### TASK TO COMPLETE
Print the full listing exactly.

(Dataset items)
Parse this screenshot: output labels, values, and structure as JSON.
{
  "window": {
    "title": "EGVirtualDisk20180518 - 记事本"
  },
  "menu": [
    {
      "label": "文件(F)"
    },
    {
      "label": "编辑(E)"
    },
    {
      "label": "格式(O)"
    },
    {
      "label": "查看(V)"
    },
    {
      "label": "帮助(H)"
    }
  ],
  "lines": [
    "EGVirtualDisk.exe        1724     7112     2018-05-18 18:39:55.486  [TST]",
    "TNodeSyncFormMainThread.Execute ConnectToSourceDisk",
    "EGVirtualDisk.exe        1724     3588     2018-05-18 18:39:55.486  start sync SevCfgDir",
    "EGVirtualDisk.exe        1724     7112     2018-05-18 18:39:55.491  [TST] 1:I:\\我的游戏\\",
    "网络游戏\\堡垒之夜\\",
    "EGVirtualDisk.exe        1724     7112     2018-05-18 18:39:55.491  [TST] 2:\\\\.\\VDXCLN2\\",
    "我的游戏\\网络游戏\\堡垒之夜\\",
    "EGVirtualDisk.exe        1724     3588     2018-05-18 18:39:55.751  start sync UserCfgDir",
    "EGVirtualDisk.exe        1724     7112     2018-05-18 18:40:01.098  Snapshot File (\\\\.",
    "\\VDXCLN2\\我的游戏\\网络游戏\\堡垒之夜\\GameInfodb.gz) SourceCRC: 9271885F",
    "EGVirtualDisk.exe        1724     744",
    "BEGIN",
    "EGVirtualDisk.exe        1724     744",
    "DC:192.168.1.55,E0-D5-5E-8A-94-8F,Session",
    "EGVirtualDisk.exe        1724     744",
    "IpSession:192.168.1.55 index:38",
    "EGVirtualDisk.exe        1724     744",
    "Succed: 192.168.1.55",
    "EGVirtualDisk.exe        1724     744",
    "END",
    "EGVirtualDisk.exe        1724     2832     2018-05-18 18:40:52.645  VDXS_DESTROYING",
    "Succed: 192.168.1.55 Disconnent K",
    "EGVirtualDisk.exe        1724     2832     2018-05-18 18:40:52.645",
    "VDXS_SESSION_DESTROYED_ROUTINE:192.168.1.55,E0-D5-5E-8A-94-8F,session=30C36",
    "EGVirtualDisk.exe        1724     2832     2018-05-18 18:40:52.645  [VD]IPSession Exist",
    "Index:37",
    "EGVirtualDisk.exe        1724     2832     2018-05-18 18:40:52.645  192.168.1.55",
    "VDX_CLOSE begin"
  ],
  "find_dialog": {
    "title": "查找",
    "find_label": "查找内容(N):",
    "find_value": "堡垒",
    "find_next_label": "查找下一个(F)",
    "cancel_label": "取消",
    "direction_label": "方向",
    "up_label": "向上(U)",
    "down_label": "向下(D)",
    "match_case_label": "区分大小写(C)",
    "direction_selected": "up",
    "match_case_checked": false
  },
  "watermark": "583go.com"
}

### FINISHED ANSWER
Parse this screenshot: output labels, values, and structure as JSON.
{
  "window": {
    "title": "EGVirtualDisk20180518 - 记事本"
  },
  "menu": [
    {
      "label": "文件(F)"
    },
    {
      "label": "编辑(E)"
    },
    {
      "label": "格式(O)"
    },
    {
      "label": "查看(V)"
    },
    {
      "label": "帮助(H)"
    }
  ],
  "lines": [
    "EGVirtualDisk.exe        1724     7112     2018-05-18 18:39:55.486  [TST]",
    "TNodeSyncFormMainThread.Execute ConnectToSourceDisk",
    "EGVirtualDisk.exe        1724     3588     2018-05-18 18:39:55.486  start sync SevCfgDir",
    "EGVirtualDisk.exe        1724     7112     2018-05-18 18:39:55.491  [TST] 1:I:\\我的游戏\\",
    "网络游戏\\堡垒之夜\\",
    "EGVirtualDisk.exe        1724     7112     2018-05-18 18:39:55.491  [TST] 2:\\\\.\\VDXCLN2\\",
    "我的游戏\\网络游戏\\堡垒之夜\\",
    "EGVirtualDisk.exe        1724     3588     2018-05-18 18:39:55.751  start sync UserCfgDir",
    "EGVirtualDisk.exe        1724     7112     2018-05-18 18:40:01.098  Snapshot File (\\\\.",
    "\\VDXCLN2\\我的游戏\\网络游戏\\堡垒之夜\\GameInfodb.gz) SourceCRC: 9271885F",
    "EGVirtualDisk.exe        1724     744",
    "BEGIN",
    "EGVirtualDisk.exe        1724     744",
    "DC:192.168.1.55,E0-D5-5E-8A-94-8F,Session",
    "EGVirtualDisk.exe        1724     744",
    "IpSession:192.168.1.55 index:38",
    "EGVirtualDisk.exe        1724     744",
    "Succed: 192.168.1.55",
    "EGVirtualDisk.exe        1724     744",
    "END",
    "EGVirtualDisk.exe        1724     2832     2018-05-18 18:40:52.645  VDXS_DESTROYING",
    "Succed: 192.168.1.55 Disconnent K",
    "EGVirtualDisk.exe        1724     2832     2018-05-18 18:40:52.645",
    "VDXS_SESSION_DESTROYED_ROUTINE:192.168.1.55,E0-D5-5E-8A-94-8F,session=30C36",
    "EGVirtualDisk.exe        1724     2832     2018-05-18 18:40:52.645  [VD]IPSession Exist",
    "Index:37",
    "EGVirtualDisk.exe        1724     2832     2018-05-18 18:40:52.645  192.168.1.55",
    "VDX_CLOSE begin"
  ],
  "find_dialog": {
    "title": "查找",
    "find_label": "查找内容(N):",
    "find_value": "堡垒",
    "find_next_label": "查找下一个(F)",
    "cancel_label": "取消",
    "direction_label": "方向",
    "up_label": "向上(U)",
    "down_label": "向下(D)",
    "match_case_label": "区分大小写(C)",
    "direction_selected": "up",
    "match_case_checked": false
  },
  "watermark": "583go.com"
}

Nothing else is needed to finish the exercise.